**** GIVEN DATA

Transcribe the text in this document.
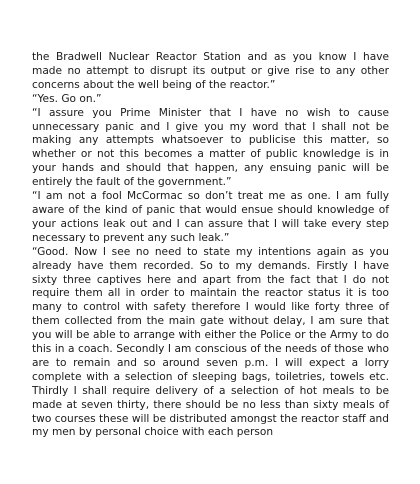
the Bradwell Nuclear Reactor Station and as you know I have made no attempt to disrupt its output or give rise to any other concerns about the well being of the reactor.”

“Yes. Go on.”

“I assure you Prime Minister that I have no wish to cause unnecessary panic and I give you my word that I shall not be making any attempts whatsoever to publicise this matter, so whether or not this becomes a matter of public knowledge is in your hands and should that happen, any ensuing panic will be entirely the fault of the government.”

“I am not a fool McCormac so don’t treat me as one. I am fully aware of the kind of panic that would ensue should knowledge of your actions leak out and I can assure that I will take every step necessary to prevent any such leak.”

“Good. Now I see no need to state my intentions again as you already have them recorded. So to my demands. Firstly I have sixty three captives here and apart from the fact that I do not require them all in order to maintain the reactor status it is too many to control with safety therefore I would like forty three of them collected from the main gate without delay, I am sure that you will be able to arrange with either the Police or the Army to do this in a coach. Secondly I am conscious of the needs of those who are to remain and so around seven p.m. I will expect a lorry complete with a selection of sleeping bags, toiletries, towels etc. Thirdly I shall require delivery of a selection of hot meals to be made at seven thirty, there should be no less than sixty meals of two courses these will be distributed amongst the reactor staff and my men by personal choice with each person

********

Report each line in the preceding entries that holds the string "panic".

“I assure you Prime Minister that I have no wish to cause unnecessary panic and I give you my word that I shall not be making any attempts whatsoever to publicise this matter, so whether or not this becomes a matter of public knowledge is in your hands and should that happen, any ensuing panic will be entirely the fault of the government.”
“I am not a fool McCormac so don’t treat me as one. I am fully aware of the kind of panic that would ensue should knowledge of your actions leak out and I can assure that I will take every step necessary to prevent any such leak.”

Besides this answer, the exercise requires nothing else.